- Text:
——————
Front Control Stick — Long-EZ
          Be certain that the lower bolt in the control stick can not catch on the rudder conduit at full left aileron deflection. Check this carefully before next flight. One builder had this occur in flight. He got quite a scare before he forced the stick right and tore the conduit off the fuselage side.

Sticking Fuel Valve - VariEze and Long-EZ
     Hank Ashmore has found an excellent replacement for a VariEze/Long-EZ fuel valve. It is a Gerdes products fuel selector valve, and is found on Beech Musketeers Sundowners, Sierras etc. It is a perfect match for the EL valve and does not stick. Hank found his at an aircraft salvage yard and paid $20.00 for it. Unfortunately they cost around $125.00 new!! We are not advocating that everyone should run out and get one, but for those flyers with a particularly nasty sticking valve problem, it may be an alternative worth considering.
——————
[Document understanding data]
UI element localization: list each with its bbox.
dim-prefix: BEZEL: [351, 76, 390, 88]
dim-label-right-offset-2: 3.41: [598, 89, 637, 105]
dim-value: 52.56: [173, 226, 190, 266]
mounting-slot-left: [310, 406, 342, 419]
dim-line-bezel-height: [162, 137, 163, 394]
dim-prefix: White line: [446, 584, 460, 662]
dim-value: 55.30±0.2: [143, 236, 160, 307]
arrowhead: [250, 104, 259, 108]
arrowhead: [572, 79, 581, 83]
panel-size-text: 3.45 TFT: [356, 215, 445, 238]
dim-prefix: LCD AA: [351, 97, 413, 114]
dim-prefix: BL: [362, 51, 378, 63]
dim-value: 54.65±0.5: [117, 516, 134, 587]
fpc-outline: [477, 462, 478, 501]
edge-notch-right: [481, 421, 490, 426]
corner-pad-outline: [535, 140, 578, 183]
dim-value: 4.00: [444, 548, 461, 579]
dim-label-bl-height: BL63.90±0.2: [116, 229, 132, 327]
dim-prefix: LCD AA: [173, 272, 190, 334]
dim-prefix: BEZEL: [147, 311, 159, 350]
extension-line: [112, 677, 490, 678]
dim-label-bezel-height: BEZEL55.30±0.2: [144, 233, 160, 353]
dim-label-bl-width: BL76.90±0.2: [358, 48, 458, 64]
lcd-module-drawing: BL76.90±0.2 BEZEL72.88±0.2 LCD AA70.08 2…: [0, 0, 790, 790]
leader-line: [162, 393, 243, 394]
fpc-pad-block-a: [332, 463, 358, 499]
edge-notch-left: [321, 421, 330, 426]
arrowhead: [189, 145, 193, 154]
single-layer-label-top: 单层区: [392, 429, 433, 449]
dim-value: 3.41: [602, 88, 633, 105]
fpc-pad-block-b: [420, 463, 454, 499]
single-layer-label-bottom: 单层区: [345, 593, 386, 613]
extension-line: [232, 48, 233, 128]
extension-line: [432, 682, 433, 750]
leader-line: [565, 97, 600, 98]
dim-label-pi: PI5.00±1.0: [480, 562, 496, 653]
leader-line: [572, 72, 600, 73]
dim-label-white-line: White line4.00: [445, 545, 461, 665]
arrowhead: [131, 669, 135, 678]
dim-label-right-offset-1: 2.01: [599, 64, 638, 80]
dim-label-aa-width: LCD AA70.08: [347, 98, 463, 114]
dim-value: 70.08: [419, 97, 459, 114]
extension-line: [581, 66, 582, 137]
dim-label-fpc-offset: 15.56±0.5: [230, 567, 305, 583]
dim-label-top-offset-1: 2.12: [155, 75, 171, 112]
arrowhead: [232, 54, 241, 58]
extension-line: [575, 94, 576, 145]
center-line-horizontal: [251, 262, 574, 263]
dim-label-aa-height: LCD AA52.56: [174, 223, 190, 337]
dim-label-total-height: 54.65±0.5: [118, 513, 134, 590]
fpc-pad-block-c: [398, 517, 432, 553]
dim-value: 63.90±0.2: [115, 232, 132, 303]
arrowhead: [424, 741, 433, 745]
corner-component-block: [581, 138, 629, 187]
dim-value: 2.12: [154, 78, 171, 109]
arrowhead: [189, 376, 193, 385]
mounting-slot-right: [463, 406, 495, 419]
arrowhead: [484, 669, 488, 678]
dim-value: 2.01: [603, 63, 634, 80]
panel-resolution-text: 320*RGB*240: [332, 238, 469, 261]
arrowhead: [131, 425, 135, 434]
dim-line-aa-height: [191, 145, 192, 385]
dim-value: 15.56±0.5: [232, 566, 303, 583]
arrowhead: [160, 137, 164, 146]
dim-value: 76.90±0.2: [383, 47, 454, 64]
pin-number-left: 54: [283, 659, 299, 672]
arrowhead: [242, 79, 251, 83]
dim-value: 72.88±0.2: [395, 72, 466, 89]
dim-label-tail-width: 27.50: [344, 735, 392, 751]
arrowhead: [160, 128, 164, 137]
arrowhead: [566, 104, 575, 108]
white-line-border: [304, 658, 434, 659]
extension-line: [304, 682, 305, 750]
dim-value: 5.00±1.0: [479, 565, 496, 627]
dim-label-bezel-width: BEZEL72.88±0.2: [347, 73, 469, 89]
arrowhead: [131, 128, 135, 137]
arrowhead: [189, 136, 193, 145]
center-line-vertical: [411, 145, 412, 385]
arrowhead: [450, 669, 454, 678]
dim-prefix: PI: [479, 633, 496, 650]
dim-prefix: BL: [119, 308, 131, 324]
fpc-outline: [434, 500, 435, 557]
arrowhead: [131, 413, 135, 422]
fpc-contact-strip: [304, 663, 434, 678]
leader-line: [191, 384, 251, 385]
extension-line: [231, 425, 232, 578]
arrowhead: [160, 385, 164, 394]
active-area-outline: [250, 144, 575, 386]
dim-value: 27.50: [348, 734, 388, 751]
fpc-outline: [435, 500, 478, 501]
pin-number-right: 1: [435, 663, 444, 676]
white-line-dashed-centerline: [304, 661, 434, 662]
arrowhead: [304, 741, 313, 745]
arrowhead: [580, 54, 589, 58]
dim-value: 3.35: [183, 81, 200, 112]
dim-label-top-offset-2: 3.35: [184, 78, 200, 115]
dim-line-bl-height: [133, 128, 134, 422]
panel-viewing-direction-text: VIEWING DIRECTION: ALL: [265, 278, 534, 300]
——————
- Tasks:
- a) In the builder notes on the Long-EZ and VariEze, print the passage that starts with the words containing "Front Control Stick" and ends with "the fuselage side.".
- b) Translate this sentence from the Long-EZ and VariEze builder notes into Spanish: "It is a perfect match for the EL valve and does not stick."
- c) According to the Long-EZ and VariEze builder notes, how much did Hank pay for the fuel selector valve he found at an aircraft salvage yard?

- List of answers:
- a)
Front Control Stick — Long-EZ
          Be certain that the lower bolt in the control stick can not catch on the rudder conduit at full left aileron deflection. Check this carefully before next flight. One builder had this occur in flight. He got quite a scare before he forced the stick right and tore the conduit off the fuselage side.

- b) Coincide perfectamente con la válvula EL y no se atasca.

- c) $20.00